EXERCISE DIRECTIONS :: Find each line with the string "this" and copy it.

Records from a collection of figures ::
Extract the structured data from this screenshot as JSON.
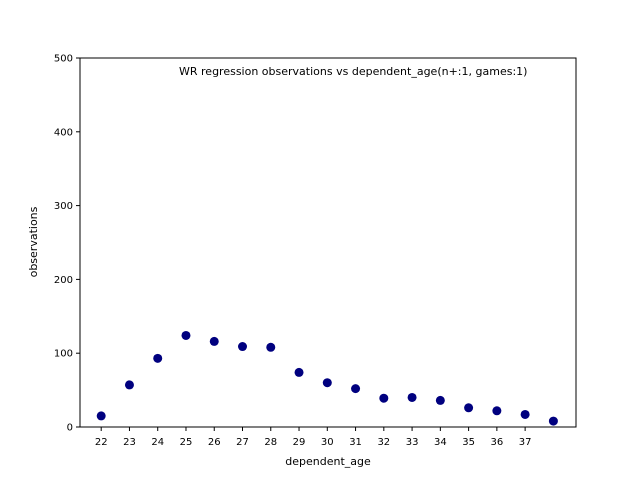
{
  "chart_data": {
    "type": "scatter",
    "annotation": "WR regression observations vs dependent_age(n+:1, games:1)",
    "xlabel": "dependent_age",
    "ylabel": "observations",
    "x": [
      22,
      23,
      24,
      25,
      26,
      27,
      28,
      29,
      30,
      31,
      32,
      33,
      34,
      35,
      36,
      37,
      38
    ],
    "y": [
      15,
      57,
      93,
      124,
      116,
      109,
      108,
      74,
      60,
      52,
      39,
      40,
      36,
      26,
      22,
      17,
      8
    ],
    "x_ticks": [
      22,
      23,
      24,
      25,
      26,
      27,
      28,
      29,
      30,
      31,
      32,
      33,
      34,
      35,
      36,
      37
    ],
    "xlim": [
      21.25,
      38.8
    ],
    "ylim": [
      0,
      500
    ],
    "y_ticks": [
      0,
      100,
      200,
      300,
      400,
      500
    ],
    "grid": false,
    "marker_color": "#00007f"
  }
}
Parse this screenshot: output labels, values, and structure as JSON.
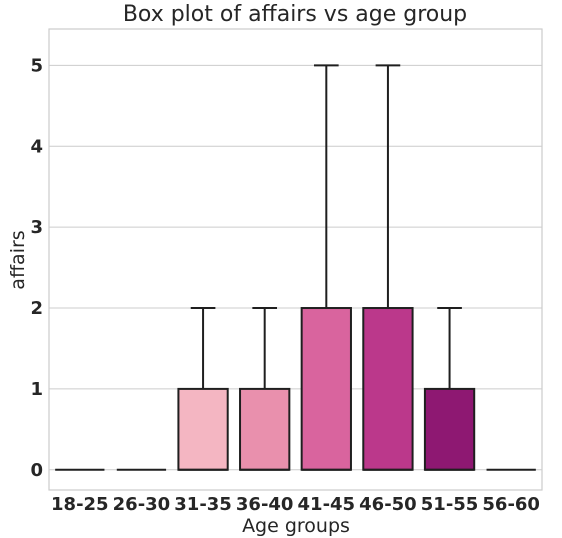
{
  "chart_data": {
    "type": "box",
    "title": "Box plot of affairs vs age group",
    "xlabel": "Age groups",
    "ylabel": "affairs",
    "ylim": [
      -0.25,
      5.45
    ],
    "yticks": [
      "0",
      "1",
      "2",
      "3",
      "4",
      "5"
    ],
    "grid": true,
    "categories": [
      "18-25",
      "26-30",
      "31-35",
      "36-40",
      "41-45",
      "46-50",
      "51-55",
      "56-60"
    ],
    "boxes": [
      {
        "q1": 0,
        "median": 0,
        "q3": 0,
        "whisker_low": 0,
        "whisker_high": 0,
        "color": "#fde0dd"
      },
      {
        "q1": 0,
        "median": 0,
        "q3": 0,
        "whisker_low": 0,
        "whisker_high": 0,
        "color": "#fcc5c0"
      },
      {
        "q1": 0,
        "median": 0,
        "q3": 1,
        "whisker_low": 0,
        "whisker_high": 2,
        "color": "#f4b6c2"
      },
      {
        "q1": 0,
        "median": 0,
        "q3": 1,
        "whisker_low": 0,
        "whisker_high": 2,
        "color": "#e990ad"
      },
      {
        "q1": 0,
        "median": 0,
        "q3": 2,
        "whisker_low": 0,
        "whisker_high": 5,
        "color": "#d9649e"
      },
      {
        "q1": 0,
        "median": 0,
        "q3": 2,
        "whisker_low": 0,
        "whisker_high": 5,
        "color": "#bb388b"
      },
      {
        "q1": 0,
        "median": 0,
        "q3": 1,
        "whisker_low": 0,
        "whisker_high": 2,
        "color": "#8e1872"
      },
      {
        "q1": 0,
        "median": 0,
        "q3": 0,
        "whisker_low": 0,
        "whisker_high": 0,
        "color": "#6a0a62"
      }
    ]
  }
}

REPLY ::
Extract the structured data from this screenshot as JSON.
Parse this screenshot: output labels, values, and structure as JSON.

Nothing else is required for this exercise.